> **Problem description**
Please transcribe the listing below in full and word for word, without its pictures.

====== Entries shown

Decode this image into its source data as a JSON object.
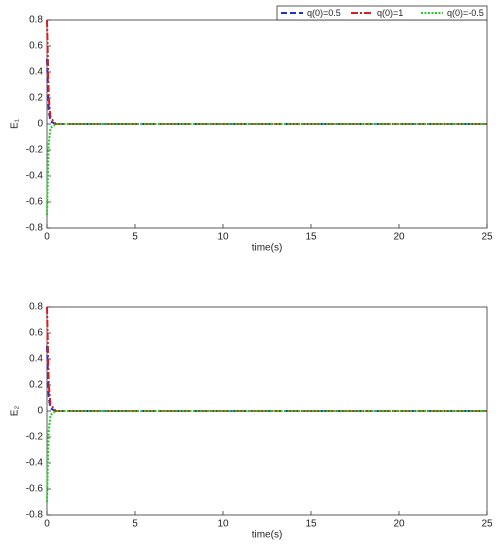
{
  "chart_data": [
    {
      "type": "line",
      "xlabel": "time(s)",
      "ylabel": "E₁",
      "x": [
        0,
        0.05,
        0.1,
        0.2,
        0.5,
        5,
        10,
        15,
        20,
        25
      ],
      "xlim": [
        0,
        25
      ],
      "xticks": [
        0,
        5,
        10,
        15,
        20,
        25
      ],
      "ylim": [
        -0.8,
        0.8
      ],
      "yticks": [
        -0.8,
        -0.6,
        -0.4,
        -0.2,
        0,
        0.2,
        0.4,
        0.6,
        0.8
      ],
      "legend": "upper right",
      "series": [
        {
          "name": "q(0)=0.5",
          "color": "#1f2fd0",
          "dash": "dashed",
          "values": [
            0.5,
            0.3,
            0.1,
            0.02,
            0,
            0,
            0,
            0,
            0,
            0
          ]
        },
        {
          "name": "q(0)=1",
          "color": "#d01f1f",
          "dash": "dashdot",
          "values": [
            0.8,
            0.5,
            0.2,
            0.05,
            0,
            0,
            0,
            0,
            0,
            0
          ]
        },
        {
          "name": "q(0)=-0.5",
          "color": "#22cc22",
          "dash": "dotted",
          "values": [
            -0.7,
            -0.4,
            -0.15,
            -0.03,
            0,
            0,
            0,
            0,
            0,
            0
          ]
        }
      ]
    },
    {
      "type": "line",
      "xlabel": "time(s)",
      "ylabel": "E₂",
      "x": [
        0,
        0.05,
        0.1,
        0.2,
        0.5,
        5,
        10,
        15,
        20,
        25
      ],
      "xlim": [
        0,
        25
      ],
      "xticks": [
        0,
        5,
        10,
        15,
        20,
        25
      ],
      "ylim": [
        -0.8,
        0.8
      ],
      "yticks": [
        -0.8,
        -0.6,
        -0.4,
        -0.2,
        0,
        0.2,
        0.4,
        0.6,
        0.8
      ],
      "series": [
        {
          "color": "#1f2fd0",
          "dash": "dashed",
          "values": [
            0.5,
            0.3,
            0.1,
            0.02,
            0,
            0,
            0,
            0,
            0,
            0
          ]
        },
        {
          "color": "#d01f1f",
          "dash": "dashdot",
          "values": [
            0.8,
            0.5,
            0.2,
            0.05,
            0,
            0,
            0,
            0,
            0,
            0
          ]
        },
        {
          "color": "#22cc22",
          "dash": "dotted",
          "values": [
            -0.7,
            -0.4,
            -0.15,
            -0.03,
            0,
            0,
            0,
            0,
            0,
            0
          ]
        }
      ]
    }
  ]
}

============

> **Answer for this exercise**
Decode this image into its source data as a JSON object.
{
  "chart_data": [
    {
      "type": "line",
      "xlabel": "time(s)",
      "ylabel": "E₁",
      "x": [
        0,
        0.05,
        0.1,
        0.2,
        0.5,
        5,
        10,
        15,
        20,
        25
      ],
      "xlim": [
        0,
        25
      ],
      "xticks": [
        0,
        5,
        10,
        15,
        20,
        25
      ],
      "ylim": [
        -0.8,
        0.8
      ],
      "yticks": [
        -0.8,
        -0.6,
        -0.4,
        -0.2,
        0,
        0.2,
        0.4,
        0.6,
        0.8
      ],
      "legend": "upper right",
      "series": [
        {
          "name": "q(0)=0.5",
          "color": "#1f2fd0",
          "dash": "dashed",
          "values": [
            0.5,
            0.3,
            0.1,
            0.02,
            0,
            0,
            0,
            0,
            0,
            0
          ]
        },
        {
          "name": "q(0)=1",
          "color": "#d01f1f",
          "dash": "dashdot",
          "values": [
            0.8,
            0.5,
            0.2,
            0.05,
            0,
            0,
            0,
            0,
            0,
            0
          ]
        },
        {
          "name": "q(0)=-0.5",
          "color": "#22cc22",
          "dash": "dotted",
          "values": [
            -0.7,
            -0.4,
            -0.15,
            -0.03,
            0,
            0,
            0,
            0,
            0,
            0
          ]
        }
      ]
    },
    {
      "type": "line",
      "xlabel": "time(s)",
      "ylabel": "E₂",
      "x": [
        0,
        0.05,
        0.1,
        0.2,
        0.5,
        5,
        10,
        15,
        20,
        25
      ],
      "xlim": [
        0,
        25
      ],
      "xticks": [
        0,
        5,
        10,
        15,
        20,
        25
      ],
      "ylim": [
        -0.8,
        0.8
      ],
      "yticks": [
        -0.8,
        -0.6,
        -0.4,
        -0.2,
        0,
        0.2,
        0.4,
        0.6,
        0.8
      ],
      "series": [
        {
          "color": "#1f2fd0",
          "dash": "dashed",
          "values": [
            0.5,
            0.3,
            0.1,
            0.02,
            0,
            0,
            0,
            0,
            0,
            0
          ]
        },
        {
          "color": "#d01f1f",
          "dash": "dashdot",
          "values": [
            0.8,
            0.5,
            0.2,
            0.05,
            0,
            0,
            0,
            0,
            0,
            0
          ]
        },
        {
          "color": "#22cc22",
          "dash": "dotted",
          "values": [
            -0.7,
            -0.4,
            -0.15,
            -0.03,
            0,
            0,
            0,
            0,
            0,
            0
          ]
        }
      ]
    }
  ]
}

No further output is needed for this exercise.